Task description |
Copy each line containing the word "marker" from the records that follow, please.

Source records |
━━━━

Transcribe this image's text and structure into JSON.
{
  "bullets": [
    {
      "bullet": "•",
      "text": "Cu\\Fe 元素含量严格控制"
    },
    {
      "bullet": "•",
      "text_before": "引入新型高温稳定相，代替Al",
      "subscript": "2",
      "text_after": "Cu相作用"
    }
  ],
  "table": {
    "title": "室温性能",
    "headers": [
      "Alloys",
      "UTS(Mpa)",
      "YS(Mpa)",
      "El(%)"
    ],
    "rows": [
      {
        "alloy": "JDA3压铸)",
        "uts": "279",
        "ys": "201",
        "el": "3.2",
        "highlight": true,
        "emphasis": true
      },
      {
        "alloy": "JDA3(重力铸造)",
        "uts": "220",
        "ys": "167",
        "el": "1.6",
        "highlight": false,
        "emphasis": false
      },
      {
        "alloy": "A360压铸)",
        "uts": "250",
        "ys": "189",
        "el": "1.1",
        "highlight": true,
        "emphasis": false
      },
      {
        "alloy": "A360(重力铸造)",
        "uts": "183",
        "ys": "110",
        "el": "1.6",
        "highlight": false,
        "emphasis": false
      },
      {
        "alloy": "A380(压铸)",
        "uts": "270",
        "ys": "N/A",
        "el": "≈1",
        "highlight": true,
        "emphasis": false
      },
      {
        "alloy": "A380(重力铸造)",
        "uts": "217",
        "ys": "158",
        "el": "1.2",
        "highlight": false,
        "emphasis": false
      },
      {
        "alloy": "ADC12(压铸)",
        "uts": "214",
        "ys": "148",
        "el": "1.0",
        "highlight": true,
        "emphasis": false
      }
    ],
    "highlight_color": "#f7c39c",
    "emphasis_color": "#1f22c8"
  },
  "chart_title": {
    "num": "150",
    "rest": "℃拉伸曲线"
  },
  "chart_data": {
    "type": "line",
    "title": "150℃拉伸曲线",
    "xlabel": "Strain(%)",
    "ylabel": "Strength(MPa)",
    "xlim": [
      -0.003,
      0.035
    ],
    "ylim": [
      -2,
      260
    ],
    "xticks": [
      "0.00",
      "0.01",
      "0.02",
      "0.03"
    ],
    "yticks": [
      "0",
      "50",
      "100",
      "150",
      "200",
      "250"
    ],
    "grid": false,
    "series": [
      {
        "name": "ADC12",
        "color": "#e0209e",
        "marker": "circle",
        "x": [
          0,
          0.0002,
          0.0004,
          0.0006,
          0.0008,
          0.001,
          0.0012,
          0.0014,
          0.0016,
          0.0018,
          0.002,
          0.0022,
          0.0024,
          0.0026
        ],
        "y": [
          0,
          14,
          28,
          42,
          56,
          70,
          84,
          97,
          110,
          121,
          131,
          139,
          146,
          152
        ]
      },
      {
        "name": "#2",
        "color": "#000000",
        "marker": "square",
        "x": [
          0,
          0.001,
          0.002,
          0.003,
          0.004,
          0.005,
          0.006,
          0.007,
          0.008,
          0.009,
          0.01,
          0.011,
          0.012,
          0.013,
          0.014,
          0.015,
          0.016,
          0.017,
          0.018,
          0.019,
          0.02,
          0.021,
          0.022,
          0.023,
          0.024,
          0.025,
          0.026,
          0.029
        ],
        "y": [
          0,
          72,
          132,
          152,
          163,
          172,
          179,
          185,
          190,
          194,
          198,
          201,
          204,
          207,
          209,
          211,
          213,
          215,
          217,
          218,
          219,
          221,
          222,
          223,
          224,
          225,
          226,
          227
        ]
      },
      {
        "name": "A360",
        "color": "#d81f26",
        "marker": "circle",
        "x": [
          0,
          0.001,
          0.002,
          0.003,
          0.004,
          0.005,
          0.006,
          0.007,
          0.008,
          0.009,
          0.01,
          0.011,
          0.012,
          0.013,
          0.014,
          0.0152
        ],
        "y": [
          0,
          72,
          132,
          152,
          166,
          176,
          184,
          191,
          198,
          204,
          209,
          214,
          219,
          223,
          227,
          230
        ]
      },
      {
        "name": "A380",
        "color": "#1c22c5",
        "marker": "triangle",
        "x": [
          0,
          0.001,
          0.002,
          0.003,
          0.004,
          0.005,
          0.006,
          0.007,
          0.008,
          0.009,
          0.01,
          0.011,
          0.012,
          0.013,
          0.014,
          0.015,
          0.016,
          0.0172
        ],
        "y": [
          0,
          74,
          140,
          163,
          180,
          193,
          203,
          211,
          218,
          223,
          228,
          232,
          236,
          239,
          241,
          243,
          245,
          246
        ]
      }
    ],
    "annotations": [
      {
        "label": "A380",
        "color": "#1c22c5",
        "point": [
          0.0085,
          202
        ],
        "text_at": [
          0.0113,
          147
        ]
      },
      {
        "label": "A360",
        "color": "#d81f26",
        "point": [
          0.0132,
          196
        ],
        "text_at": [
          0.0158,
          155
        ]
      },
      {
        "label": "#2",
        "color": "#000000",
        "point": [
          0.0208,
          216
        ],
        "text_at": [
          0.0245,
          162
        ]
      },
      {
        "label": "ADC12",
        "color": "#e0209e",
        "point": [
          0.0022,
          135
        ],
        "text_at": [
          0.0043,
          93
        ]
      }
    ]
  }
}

━━━━

Expected answer |
        "marker": "circle",
        "marker": "square",
        "marker": "circle",
        "marker": "triangle",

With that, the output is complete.